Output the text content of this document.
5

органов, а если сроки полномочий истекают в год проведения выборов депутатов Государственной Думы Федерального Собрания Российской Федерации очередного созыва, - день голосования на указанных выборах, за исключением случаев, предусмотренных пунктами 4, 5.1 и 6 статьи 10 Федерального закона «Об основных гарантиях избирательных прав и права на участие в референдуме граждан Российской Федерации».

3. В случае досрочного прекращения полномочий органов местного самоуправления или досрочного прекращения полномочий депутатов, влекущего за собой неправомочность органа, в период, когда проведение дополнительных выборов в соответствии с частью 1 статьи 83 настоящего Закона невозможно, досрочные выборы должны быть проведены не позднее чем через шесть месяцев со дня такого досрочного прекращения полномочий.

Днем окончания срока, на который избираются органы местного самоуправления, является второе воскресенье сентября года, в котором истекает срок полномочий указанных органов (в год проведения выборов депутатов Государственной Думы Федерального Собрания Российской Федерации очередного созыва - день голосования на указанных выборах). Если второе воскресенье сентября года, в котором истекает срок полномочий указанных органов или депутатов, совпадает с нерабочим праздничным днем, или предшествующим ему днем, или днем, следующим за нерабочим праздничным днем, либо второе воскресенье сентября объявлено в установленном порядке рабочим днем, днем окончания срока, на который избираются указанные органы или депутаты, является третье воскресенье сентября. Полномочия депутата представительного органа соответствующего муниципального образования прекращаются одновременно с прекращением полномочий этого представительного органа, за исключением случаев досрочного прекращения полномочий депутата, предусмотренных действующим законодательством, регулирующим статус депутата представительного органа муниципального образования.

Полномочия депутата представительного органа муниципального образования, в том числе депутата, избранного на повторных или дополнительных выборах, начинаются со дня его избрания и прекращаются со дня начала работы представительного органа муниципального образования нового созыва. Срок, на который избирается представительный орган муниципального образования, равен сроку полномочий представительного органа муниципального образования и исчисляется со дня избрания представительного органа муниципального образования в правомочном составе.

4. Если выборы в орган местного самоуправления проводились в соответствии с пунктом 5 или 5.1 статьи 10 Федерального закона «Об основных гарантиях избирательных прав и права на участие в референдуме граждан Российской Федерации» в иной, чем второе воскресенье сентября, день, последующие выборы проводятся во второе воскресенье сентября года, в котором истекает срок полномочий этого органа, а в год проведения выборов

GOAL OF THE EXERCISE: Transcribe the records above exactly as they appear.

RESULT:
Output the text content of this document.
5

органов, а если сроки полномочий истекают в год проведения выборов депутатов Государственной Думы Федерального Собрания Российской Федерации очередного созыва, - день голосования на указанных выборах, за исключением случаев, предусмотренных пунктами 4, 5.1 и 6 статьи 10 Федерального закона «Об основных гарантиях избирательных прав и права на участие в референдуме граждан Российской Федерации».

3. В случае досрочного прекращения полномочий органов местного самоуправления или досрочного прекращения полномочий депутатов, влекущего за собой неправомочность органа, в период, когда проведение дополнительных выборов в соответствии с частью 1 статьи 83 настоящего Закона невозможно, досрочные выборы должны быть проведены не позднее чем через шесть месяцев со дня такого досрочного прекращения полномочий.

Днем окончания срока, на который избираются органы местного самоуправления, является второе воскресенье сентября года, в котором истекает срок полномочий указанных органов (в год проведения выборов депутатов Государственной Думы Федерального Собрания Российской Федерации очередного созыва - день голосования на указанных выборах). Если второе воскресенье сентября года, в котором истекает срок полномочий указанных органов или депутатов, совпадает с нерабочим праздничным днем, или предшествующим ему днем, или днем, следующим за нерабочим праздничным днем, либо второе воскресенье сентября объявлено в установленном порядке рабочим днем, днем окончания срока, на который избираются указанные органы или депутаты, является третье воскресенье сентября. Полномочия депутата представительного органа соответствующего муниципального образования прекращаются одновременно с прекращением полномочий этого представительного органа, за исключением случаев досрочного прекращения полномочий депутата, предусмотренных действующим законодательством, регулирующим статус депутата представительного органа муниципального образования.

Полномочия депутата представительного органа муниципального образования, в том числе депутата, избранного на повторных или дополнительных выборах, начинаются со дня его избрания и прекращаются со дня начала работы представительного органа муниципального образования нового созыва. Срок, на который избирается представительный орган муниципального образования, равен сроку полномочий представительного органа муниципального образования и исчисляется со дня избрания представительного органа муниципального образования в правомочном составе.

4. Если выборы в орган местного самоуправления проводились в соответствии с пунктом 5 или 5.1 статьи 10 Федерального закона «Об основных гарантиях избирательных прав и права на участие в референдуме граждан Российской Федерации» в иной, чем второе воскресенье сентября, день, последующие выборы проводятся во второе воскресенье сентября года, в котором истекает срок полномочий этого органа, а в год проведения выборов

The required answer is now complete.